Exercise brief: Using the listing below, give the number of lines where "SRMTID" appears, and nothing else.

Input material:
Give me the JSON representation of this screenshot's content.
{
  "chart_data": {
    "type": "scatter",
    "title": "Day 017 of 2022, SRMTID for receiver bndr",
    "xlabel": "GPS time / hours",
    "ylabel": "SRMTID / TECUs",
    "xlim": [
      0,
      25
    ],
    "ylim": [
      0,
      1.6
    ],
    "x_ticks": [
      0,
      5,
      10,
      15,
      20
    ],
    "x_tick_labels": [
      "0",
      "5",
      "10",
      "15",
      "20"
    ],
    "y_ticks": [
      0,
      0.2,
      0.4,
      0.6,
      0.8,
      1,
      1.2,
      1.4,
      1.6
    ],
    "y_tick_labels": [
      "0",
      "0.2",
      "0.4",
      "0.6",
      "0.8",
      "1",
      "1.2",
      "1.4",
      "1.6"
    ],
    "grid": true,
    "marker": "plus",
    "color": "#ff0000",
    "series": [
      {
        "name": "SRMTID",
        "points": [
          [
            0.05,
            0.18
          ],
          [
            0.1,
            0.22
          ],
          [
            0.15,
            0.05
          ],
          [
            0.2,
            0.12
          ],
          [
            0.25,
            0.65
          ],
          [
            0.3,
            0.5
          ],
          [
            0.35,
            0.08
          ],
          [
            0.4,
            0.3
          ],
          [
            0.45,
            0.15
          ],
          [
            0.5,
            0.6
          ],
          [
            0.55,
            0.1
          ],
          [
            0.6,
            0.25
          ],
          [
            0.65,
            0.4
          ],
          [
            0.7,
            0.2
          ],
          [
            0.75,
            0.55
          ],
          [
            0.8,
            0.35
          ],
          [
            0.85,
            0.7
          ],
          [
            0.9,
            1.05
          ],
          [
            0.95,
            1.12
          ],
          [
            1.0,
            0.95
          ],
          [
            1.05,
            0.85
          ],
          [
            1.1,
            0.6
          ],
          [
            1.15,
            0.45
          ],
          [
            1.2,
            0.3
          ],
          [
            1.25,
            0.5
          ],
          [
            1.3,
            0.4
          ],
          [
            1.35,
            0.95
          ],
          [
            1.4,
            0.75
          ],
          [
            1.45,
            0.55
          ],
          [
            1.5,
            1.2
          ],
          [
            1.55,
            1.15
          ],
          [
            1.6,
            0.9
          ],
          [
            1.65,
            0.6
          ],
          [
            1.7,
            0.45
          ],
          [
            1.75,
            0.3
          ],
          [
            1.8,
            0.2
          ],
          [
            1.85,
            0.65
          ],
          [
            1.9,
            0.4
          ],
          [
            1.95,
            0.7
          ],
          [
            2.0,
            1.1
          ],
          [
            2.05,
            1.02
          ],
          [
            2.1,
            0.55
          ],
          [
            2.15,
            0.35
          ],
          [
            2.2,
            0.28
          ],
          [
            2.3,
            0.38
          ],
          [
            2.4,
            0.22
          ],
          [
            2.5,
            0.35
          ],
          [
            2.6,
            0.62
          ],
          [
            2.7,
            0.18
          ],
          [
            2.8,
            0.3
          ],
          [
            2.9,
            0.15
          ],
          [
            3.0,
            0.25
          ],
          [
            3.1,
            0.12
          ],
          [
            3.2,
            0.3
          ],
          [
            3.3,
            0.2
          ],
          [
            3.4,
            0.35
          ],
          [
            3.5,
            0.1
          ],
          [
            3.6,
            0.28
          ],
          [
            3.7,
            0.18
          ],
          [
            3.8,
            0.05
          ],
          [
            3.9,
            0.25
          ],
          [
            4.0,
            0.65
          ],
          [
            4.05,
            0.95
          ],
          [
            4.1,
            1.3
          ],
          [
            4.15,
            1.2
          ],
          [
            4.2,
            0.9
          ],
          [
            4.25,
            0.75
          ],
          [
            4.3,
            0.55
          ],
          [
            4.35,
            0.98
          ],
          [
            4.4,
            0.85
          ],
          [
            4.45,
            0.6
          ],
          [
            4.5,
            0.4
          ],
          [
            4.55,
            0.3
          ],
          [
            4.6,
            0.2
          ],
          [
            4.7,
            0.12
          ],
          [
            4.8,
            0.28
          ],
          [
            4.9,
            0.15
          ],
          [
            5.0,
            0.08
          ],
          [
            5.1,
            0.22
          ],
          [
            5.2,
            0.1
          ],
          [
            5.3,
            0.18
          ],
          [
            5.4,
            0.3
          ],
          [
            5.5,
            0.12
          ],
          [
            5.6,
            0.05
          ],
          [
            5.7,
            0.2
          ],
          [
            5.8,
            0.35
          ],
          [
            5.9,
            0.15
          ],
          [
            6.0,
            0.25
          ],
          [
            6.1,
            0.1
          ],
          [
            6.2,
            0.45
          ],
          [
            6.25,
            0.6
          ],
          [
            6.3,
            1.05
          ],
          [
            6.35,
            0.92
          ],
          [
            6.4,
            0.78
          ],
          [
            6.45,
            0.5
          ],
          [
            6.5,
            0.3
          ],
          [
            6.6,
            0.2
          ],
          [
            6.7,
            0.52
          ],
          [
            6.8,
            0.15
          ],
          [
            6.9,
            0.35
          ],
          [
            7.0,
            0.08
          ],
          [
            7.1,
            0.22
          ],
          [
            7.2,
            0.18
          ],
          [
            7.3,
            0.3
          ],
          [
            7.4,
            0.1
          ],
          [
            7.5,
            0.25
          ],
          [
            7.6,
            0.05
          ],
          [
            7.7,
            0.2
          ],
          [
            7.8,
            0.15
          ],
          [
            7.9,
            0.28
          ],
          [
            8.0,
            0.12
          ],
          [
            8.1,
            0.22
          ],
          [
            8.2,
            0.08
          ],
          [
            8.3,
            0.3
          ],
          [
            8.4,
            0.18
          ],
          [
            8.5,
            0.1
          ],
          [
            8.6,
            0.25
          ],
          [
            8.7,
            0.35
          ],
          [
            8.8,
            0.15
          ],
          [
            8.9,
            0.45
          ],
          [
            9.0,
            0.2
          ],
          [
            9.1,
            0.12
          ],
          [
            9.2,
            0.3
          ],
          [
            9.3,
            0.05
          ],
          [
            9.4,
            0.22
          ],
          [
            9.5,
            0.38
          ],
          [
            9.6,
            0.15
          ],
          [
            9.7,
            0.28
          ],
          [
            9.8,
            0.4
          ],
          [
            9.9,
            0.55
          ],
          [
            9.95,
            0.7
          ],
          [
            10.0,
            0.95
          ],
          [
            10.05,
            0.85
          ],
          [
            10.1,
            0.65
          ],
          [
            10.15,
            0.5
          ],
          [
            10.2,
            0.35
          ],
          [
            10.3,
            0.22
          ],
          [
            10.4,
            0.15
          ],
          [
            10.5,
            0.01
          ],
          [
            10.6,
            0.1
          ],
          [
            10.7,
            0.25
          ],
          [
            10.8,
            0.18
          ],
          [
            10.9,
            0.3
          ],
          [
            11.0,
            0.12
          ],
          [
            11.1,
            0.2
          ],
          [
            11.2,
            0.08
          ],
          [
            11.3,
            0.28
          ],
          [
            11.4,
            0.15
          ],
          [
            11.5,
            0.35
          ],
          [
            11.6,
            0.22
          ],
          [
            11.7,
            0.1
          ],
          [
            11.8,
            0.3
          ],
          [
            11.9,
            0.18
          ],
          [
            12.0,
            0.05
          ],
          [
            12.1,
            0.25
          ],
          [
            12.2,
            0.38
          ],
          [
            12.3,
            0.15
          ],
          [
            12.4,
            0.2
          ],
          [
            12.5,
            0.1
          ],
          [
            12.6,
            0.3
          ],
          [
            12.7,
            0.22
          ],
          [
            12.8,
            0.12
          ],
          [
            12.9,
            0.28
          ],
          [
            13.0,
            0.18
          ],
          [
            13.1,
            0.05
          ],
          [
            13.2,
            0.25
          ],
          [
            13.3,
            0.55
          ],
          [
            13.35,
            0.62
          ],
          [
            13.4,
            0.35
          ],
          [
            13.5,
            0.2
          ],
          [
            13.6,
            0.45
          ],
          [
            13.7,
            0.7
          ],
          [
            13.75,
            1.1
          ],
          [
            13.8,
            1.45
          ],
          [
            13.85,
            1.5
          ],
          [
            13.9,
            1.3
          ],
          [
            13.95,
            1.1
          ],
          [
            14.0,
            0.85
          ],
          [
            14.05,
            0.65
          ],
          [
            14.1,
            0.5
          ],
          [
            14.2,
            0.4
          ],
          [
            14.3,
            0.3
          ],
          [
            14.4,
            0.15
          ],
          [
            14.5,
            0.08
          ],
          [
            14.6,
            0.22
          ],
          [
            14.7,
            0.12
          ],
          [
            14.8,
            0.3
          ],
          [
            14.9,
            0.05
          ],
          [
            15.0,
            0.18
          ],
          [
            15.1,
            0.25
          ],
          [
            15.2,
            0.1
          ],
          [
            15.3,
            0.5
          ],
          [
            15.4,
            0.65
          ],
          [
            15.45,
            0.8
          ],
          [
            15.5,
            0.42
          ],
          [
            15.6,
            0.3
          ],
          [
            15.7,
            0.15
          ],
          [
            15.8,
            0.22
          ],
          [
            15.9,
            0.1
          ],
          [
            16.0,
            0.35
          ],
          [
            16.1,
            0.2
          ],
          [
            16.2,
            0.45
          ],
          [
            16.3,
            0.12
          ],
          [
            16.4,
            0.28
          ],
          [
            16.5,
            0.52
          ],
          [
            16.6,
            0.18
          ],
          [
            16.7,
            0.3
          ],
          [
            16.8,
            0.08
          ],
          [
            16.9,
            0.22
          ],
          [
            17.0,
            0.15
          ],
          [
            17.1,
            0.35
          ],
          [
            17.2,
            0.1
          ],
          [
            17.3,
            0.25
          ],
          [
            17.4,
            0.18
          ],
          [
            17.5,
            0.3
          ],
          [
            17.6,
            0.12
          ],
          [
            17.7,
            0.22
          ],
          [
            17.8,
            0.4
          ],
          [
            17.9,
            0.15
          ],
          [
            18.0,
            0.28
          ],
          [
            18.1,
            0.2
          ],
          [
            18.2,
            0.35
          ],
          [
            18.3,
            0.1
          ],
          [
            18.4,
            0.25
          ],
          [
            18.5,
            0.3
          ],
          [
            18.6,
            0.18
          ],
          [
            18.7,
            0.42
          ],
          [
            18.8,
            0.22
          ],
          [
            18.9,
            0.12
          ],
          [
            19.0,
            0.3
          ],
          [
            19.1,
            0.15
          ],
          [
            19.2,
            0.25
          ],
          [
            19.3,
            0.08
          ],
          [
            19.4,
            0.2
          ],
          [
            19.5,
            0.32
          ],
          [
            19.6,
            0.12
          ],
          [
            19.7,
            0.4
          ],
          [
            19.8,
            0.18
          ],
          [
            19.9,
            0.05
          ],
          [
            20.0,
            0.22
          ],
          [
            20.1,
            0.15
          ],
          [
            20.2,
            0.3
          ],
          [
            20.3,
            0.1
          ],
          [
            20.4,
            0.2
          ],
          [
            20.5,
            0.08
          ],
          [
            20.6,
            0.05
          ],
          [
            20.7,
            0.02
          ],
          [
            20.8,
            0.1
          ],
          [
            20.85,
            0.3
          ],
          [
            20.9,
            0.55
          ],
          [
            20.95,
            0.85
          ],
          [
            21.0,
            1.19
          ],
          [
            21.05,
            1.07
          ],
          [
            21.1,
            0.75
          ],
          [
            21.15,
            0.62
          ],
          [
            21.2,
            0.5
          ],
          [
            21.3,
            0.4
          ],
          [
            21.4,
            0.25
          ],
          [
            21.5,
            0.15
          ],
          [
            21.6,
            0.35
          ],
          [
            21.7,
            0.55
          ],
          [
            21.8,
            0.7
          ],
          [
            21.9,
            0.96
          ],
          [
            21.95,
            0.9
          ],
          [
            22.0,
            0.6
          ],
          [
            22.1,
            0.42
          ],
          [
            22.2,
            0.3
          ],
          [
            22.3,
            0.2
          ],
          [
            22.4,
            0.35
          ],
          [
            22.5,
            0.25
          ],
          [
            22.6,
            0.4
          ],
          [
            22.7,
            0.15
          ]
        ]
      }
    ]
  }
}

Result of this exercise: 3